— TASK BRIEF —
Repeat every line below exactly, word for word.

— DATA SECTION —
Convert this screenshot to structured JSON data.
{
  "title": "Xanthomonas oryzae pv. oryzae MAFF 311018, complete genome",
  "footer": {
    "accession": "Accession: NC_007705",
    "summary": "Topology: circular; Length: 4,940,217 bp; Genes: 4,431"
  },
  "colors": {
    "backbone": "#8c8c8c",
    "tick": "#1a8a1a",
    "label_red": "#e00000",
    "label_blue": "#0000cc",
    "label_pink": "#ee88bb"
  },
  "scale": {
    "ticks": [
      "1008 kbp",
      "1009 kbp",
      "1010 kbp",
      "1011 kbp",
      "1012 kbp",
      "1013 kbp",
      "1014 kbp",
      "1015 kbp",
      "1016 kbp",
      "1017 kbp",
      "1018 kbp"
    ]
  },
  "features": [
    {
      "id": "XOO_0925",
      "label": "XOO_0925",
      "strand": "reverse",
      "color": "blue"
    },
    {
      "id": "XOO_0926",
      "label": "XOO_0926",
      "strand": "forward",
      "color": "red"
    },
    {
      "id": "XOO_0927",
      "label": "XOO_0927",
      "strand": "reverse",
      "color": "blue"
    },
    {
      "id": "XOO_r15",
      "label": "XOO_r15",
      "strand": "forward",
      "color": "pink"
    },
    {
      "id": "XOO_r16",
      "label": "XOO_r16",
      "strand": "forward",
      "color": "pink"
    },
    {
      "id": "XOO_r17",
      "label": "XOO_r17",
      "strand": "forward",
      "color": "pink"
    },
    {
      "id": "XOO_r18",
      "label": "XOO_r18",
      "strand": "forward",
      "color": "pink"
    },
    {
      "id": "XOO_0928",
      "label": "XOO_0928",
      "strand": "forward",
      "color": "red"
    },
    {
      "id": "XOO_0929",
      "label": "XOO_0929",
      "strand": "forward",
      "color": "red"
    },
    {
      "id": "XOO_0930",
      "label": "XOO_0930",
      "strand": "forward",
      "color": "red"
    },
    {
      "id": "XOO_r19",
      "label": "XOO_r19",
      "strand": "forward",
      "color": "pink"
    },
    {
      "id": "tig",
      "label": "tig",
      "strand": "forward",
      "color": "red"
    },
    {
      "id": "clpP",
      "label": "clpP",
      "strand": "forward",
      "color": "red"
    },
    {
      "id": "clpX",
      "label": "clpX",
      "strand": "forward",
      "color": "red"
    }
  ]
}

— OUTPUT FOR THIS TASK —
Convert this screenshot to structured JSON data.
{
  "title": "Xanthomonas oryzae pv. oryzae MAFF 311018, complete genome",
  "footer": {
    "accession": "Accession: NC_007705",
    "summary": "Topology: circular; Length: 4,940,217 bp; Genes: 4,431"
  },
  "colors": {
    "backbone": "#8c8c8c",
    "tick": "#1a8a1a",
    "label_red": "#e00000",
    "label_blue": "#0000cc",
    "label_pink": "#ee88bb"
  },
  "scale": {
    "ticks": [
      "1008 kbp",
      "1009 kbp",
      "1010 kbp",
      "1011 kbp",
      "1012 kbp",
      "1013 kbp",
      "1014 kbp",
      "1015 kbp",
      "1016 kbp",
      "1017 kbp",
      "1018 kbp"
    ]
  },
  "features": [
    {
      "id": "XOO_0925",
      "label": "XOO_0925",
      "strand": "reverse",
      "color": "blue"
    },
    {
      "id": "XOO_0926",
      "label": "XOO_0926",
      "strand": "forward",
      "color": "red"
    },
    {
      "id": "XOO_0927",
      "label": "XOO_0927",
      "strand": "reverse",
      "color": "blue"
    },
    {
      "id": "XOO_r15",
      "label": "XOO_r15",
      "strand": "forward",
      "color": "pink"
    },
    {
      "id": "XOO_r16",
      "label": "XOO_r16",
      "strand": "forward",
      "color": "pink"
    },
    {
      "id": "XOO_r17",
      "label": "XOO_r17",
      "strand": "forward",
      "color": "pink"
    },
    {
      "id": "XOO_r18",
      "label": "XOO_r18",
      "strand": "forward",
      "color": "pink"
    },
    {
      "id": "XOO_0928",
      "label": "XOO_0928",
      "strand": "forward",
      "color": "red"
    },
    {
      "id": "XOO_0929",
      "label": "XOO_0929",
      "strand": "forward",
      "color": "red"
    },
    {
      "id": "XOO_0930",
      "label": "XOO_0930",
      "strand": "forward",
      "color": "red"
    },
    {
      "id": "XOO_r19",
      "label": "XOO_r19",
      "strand": "forward",
      "color": "pink"
    },
    {
      "id": "tig",
      "label": "tig",
      "strand": "forward",
      "color": "red"
    },
    {
      "id": "clpP",
      "label": "clpP",
      "strand": "forward",
      "color": "red"
    },
    {
      "id": "clpX",
      "label": "clpX",
      "strand": "forward",
      "color": "red"
    }
  ]
}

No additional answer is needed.